## WRITTEN TASK
Copy every line of the material below word for word.

## RECORDS FOR THIS TASK
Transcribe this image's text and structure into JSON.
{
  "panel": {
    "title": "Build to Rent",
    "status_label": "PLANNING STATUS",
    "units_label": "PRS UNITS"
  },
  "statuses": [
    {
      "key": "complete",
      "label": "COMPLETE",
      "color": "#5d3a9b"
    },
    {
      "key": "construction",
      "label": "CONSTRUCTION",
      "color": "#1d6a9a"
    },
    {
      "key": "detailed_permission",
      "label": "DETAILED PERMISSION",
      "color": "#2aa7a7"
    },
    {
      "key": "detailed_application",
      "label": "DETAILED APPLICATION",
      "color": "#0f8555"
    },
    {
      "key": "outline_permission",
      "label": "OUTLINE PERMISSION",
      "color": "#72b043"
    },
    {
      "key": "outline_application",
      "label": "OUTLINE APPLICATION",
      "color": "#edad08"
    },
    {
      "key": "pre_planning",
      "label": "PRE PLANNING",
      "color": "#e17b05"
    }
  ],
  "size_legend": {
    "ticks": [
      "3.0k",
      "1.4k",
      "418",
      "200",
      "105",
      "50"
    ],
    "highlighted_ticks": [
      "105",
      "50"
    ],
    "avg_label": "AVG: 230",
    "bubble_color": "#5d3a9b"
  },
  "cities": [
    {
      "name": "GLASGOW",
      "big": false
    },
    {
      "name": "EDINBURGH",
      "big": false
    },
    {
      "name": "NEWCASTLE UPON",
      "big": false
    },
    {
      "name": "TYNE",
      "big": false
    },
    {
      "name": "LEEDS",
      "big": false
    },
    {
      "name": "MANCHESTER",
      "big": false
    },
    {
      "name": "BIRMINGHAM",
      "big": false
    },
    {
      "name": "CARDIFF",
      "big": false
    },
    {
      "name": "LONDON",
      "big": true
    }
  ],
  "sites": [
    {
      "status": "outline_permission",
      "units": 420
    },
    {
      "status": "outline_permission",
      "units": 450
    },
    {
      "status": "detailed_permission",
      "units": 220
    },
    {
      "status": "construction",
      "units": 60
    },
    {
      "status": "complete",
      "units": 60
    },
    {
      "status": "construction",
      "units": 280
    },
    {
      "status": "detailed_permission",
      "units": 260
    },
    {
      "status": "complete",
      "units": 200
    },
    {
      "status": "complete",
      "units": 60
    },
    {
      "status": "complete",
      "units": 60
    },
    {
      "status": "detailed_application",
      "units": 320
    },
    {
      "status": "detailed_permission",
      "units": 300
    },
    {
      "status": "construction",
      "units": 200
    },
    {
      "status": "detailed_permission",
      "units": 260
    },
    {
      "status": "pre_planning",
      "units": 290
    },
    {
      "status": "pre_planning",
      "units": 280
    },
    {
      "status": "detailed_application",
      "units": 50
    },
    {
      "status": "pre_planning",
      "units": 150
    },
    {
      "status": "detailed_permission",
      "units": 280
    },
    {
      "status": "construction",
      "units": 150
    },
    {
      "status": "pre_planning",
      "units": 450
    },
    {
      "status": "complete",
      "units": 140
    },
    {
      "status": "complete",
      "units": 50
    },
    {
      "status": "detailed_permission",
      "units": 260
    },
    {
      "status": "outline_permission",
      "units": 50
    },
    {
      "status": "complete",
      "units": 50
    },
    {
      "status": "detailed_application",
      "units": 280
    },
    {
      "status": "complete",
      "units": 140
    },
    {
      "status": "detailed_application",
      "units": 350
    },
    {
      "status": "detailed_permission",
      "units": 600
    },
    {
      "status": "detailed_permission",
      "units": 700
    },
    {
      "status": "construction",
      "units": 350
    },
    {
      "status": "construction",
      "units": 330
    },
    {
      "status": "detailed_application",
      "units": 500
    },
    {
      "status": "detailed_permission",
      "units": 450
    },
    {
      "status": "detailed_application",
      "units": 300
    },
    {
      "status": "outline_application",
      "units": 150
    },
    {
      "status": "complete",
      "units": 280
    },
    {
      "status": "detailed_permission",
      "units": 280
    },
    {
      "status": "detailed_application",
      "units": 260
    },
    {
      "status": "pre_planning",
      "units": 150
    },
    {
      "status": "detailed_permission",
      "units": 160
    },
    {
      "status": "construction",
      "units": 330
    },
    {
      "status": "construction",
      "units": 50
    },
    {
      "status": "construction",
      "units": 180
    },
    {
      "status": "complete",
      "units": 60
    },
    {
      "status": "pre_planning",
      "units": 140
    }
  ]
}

## EXERCISE OUTPUT
Transcribe this image's text and structure into JSON.
{
  "panel": {
    "title": "Build to Rent",
    "status_label": "PLANNING STATUS",
    "units_label": "PRS UNITS"
  },
  "statuses": [
    {
      "key": "complete",
      "label": "COMPLETE",
      "color": "#5d3a9b"
    },
    {
      "key": "construction",
      "label": "CONSTRUCTION",
      "color": "#1d6a9a"
    },
    {
      "key": "detailed_permission",
      "label": "DETAILED PERMISSION",
      "color": "#2aa7a7"
    },
    {
      "key": "detailed_application",
      "label": "DETAILED APPLICATION",
      "color": "#0f8555"
    },
    {
      "key": "outline_permission",
      "label": "OUTLINE PERMISSION",
      "color": "#72b043"
    },
    {
      "key": "outline_application",
      "label": "OUTLINE APPLICATION",
      "color": "#edad08"
    },
    {
      "key": "pre_planning",
      "label": "PRE PLANNING",
      "color": "#e17b05"
    }
  ],
  "size_legend": {
    "ticks": [
      "3.0k",
      "1.4k",
      "418",
      "200",
      "105",
      "50"
    ],
    "highlighted_ticks": [
      "105",
      "50"
    ],
    "avg_label": "AVG: 230",
    "bubble_color": "#5d3a9b"
  },
  "cities": [
    {
      "name": "GLASGOW",
      "big": false
    },
    {
      "name": "EDINBURGH",
      "big": false
    },
    {
      "name": "NEWCASTLE UPON",
      "big": false
    },
    {
      "name": "TYNE",
      "big": false
    },
    {
      "name": "LEEDS",
      "big": false
    },
    {
      "name": "MANCHESTER",
      "big": false
    },
    {
      "name": "BIRMINGHAM",
      "big": false
    },
    {
      "name": "CARDIFF",
      "big": false
    },
    {
      "name": "LONDON",
      "big": true
    }
  ],
  "sites": [
    {
      "status": "outline_permission",
      "units": 420
    },
    {
      "status": "outline_permission",
      "units": 450
    },
    {
      "status": "detailed_permission",
      "units": 220
    },
    {
      "status": "construction",
      "units": 60
    },
    {
      "status": "complete",
      "units": 60
    },
    {
      "status": "construction",
      "units": 280
    },
    {
      "status": "detailed_permission",
      "units": 260
    },
    {
      "status": "complete",
      "units": 200
    },
    {
      "status": "complete",
      "units": 60
    },
    {
      "status": "complete",
      "units": 60
    },
    {
      "status": "detailed_application",
      "units": 320
    },
    {
      "status": "detailed_permission",
      "units": 300
    },
    {
      "status": "construction",
      "units": 200
    },
    {
      "status": "detailed_permission",
      "units": 260
    },
    {
      "status": "pre_planning",
      "units": 290
    },
    {
      "status": "pre_planning",
      "units": 280
    },
    {
      "status": "detailed_application",
      "units": 50
    },
    {
      "status": "pre_planning",
      "units": 150
    },
    {
      "status": "detailed_permission",
      "units": 280
    },
    {
      "status": "construction",
      "units": 150
    },
    {
      "status": "pre_planning",
      "units": 450
    },
    {
      "status": "complete",
      "units": 140
    },
    {
      "status": "complete",
      "units": 50
    },
    {
      "status": "detailed_permission",
      "units": 260
    },
    {
      "status": "outline_permission",
      "units": 50
    },
    {
      "status": "complete",
      "units": 50
    },
    {
      "status": "detailed_application",
      "units": 280
    },
    {
      "status": "complete",
      "units": 140
    },
    {
      "status": "detailed_application",
      "units": 350
    },
    {
      "status": "detailed_permission",
      "units": 600
    },
    {
      "status": "detailed_permission",
      "units": 700
    },
    {
      "status": "construction",
      "units": 350
    },
    {
      "status": "construction",
      "units": 330
    },
    {
      "status": "detailed_application",
      "units": 500
    },
    {
      "status": "detailed_permission",
      "units": 450
    },
    {
      "status": "detailed_application",
      "units": 300
    },
    {
      "status": "outline_application",
      "units": 150
    },
    {
      "status": "complete",
      "units": 280
    },
    {
      "status": "detailed_permission",
      "units": 280
    },
    {
      "status": "detailed_application",
      "units": 260
    },
    {
      "status": "pre_planning",
      "units": 150
    },
    {
      "status": "detailed_permission",
      "units": 160
    },
    {
      "status": "construction",
      "units": 330
    },
    {
      "status": "construction",
      "units": 50
    },
    {
      "status": "construction",
      "units": 180
    },
    {
      "status": "complete",
      "units": 60
    },
    {
      "status": "pre_planning",
      "units": 140
    }
  ]
}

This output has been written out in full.